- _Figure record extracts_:
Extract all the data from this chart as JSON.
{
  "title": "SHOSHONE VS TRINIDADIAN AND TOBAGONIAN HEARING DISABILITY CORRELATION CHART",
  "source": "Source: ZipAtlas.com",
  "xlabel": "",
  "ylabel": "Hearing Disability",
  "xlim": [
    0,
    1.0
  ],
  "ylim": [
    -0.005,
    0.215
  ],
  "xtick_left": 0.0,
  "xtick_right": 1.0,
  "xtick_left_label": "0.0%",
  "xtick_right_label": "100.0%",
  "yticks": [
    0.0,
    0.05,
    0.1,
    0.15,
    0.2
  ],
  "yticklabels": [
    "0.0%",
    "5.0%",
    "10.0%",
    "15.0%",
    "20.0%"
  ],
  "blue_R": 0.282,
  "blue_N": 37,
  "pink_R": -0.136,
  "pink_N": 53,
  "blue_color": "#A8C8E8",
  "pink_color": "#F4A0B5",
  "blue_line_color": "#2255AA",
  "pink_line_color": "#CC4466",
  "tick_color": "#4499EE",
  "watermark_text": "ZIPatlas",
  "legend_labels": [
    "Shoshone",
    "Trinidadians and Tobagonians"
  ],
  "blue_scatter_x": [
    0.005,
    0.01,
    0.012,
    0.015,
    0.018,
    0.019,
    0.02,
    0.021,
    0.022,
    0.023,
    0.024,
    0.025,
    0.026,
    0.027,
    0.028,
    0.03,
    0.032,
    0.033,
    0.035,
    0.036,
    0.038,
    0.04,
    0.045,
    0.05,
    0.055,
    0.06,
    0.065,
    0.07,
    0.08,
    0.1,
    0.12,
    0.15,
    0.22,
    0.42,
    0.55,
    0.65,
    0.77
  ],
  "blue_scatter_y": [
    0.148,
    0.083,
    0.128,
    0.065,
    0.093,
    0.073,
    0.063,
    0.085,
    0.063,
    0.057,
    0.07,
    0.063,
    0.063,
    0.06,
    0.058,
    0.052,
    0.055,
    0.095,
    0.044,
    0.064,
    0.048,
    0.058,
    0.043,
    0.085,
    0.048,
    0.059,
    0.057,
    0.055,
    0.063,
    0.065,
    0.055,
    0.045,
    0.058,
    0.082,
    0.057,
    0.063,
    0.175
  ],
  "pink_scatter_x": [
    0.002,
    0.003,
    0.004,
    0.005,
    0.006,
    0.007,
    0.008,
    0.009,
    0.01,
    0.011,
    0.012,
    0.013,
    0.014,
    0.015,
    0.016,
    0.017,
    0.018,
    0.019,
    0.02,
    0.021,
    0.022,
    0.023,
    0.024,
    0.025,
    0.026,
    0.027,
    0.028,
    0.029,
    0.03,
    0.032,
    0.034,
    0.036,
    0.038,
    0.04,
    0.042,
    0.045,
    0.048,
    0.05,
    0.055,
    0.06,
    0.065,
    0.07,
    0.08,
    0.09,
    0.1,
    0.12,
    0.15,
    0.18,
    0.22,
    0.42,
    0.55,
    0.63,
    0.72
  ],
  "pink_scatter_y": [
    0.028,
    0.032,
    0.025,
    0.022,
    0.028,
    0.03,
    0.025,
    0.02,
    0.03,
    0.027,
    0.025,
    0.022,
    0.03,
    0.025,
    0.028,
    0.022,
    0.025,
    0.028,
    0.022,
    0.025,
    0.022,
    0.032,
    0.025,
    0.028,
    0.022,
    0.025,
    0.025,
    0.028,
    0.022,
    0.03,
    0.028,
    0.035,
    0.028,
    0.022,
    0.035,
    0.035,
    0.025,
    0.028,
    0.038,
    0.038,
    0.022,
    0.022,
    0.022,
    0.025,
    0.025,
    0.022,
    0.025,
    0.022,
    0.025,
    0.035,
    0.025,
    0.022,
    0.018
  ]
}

- _Work instructions_: Print every record above exactly as written.

- _Response_:
Extract all the data from this chart as JSON.
{
  "title": "SHOSHONE VS TRINIDADIAN AND TOBAGONIAN HEARING DISABILITY CORRELATION CHART",
  "source": "Source: ZipAtlas.com",
  "xlabel": "",
  "ylabel": "Hearing Disability",
  "xlim": [
    0,
    1.0
  ],
  "ylim": [
    -0.005,
    0.215
  ],
  "xtick_left": 0.0,
  "xtick_right": 1.0,
  "xtick_left_label": "0.0%",
  "xtick_right_label": "100.0%",
  "yticks": [
    0.0,
    0.05,
    0.1,
    0.15,
    0.2
  ],
  "yticklabels": [
    "0.0%",
    "5.0%",
    "10.0%",
    "15.0%",
    "20.0%"
  ],
  "blue_R": 0.282,
  "blue_N": 37,
  "pink_R": -0.136,
  "pink_N": 53,
  "blue_color": "#A8C8E8",
  "pink_color": "#F4A0B5",
  "blue_line_color": "#2255AA",
  "pink_line_color": "#CC4466",
  "tick_color": "#4499EE",
  "watermark_text": "ZIPatlas",
  "legend_labels": [
    "Shoshone",
    "Trinidadians and Tobagonians"
  ],
  "blue_scatter_x": [
    0.005,
    0.01,
    0.012,
    0.015,
    0.018,
    0.019,
    0.02,
    0.021,
    0.022,
    0.023,
    0.024,
    0.025,
    0.026,
    0.027,
    0.028,
    0.03,
    0.032,
    0.033,
    0.035,
    0.036,
    0.038,
    0.04,
    0.045,
    0.05,
    0.055,
    0.06,
    0.065,
    0.07,
    0.08,
    0.1,
    0.12,
    0.15,
    0.22,
    0.42,
    0.55,
    0.65,
    0.77
  ],
  "blue_scatter_y": [
    0.148,
    0.083,
    0.128,
    0.065,
    0.093,
    0.073,
    0.063,
    0.085,
    0.063,
    0.057,
    0.07,
    0.063,
    0.063,
    0.06,
    0.058,
    0.052,
    0.055,
    0.095,
    0.044,
    0.064,
    0.048,
    0.058,
    0.043,
    0.085,
    0.048,
    0.059,
    0.057,
    0.055,
    0.063,
    0.065,
    0.055,
    0.045,
    0.058,
    0.082,
    0.057,
    0.063,
    0.175
  ],
  "pink_scatter_x": [
    0.002,
    0.003,
    0.004,
    0.005,
    0.006,
    0.007,
    0.008,
    0.009,
    0.01,
    0.011,
    0.012,
    0.013,
    0.014,
    0.015,
    0.016,
    0.017,
    0.018,
    0.019,
    0.02,
    0.021,
    0.022,
    0.023,
    0.024,
    0.025,
    0.026,
    0.027,
    0.028,
    0.029,
    0.03,
    0.032,
    0.034,
    0.036,
    0.038,
    0.04,
    0.042,
    0.045,
    0.048,
    0.05,
    0.055,
    0.06,
    0.065,
    0.07,
    0.08,
    0.09,
    0.1,
    0.12,
    0.15,
    0.18,
    0.22,
    0.42,
    0.55,
    0.63,
    0.72
  ],
  "pink_scatter_y": [
    0.028,
    0.032,
    0.025,
    0.022,
    0.028,
    0.03,
    0.025,
    0.02,
    0.03,
    0.027,
    0.025,
    0.022,
    0.03,
    0.025,
    0.028,
    0.022,
    0.025,
    0.028,
    0.022,
    0.025,
    0.022,
    0.032,
    0.025,
    0.028,
    0.022,
    0.025,
    0.025,
    0.028,
    0.022,
    0.03,
    0.028,
    0.035,
    0.028,
    0.022,
    0.035,
    0.035,
    0.025,
    0.028,
    0.038,
    0.038,
    0.022,
    0.022,
    0.022,
    0.025,
    0.025,
    0.022,
    0.025,
    0.022,
    0.025,
    0.035,
    0.025,
    0.022,
    0.018
  ]
}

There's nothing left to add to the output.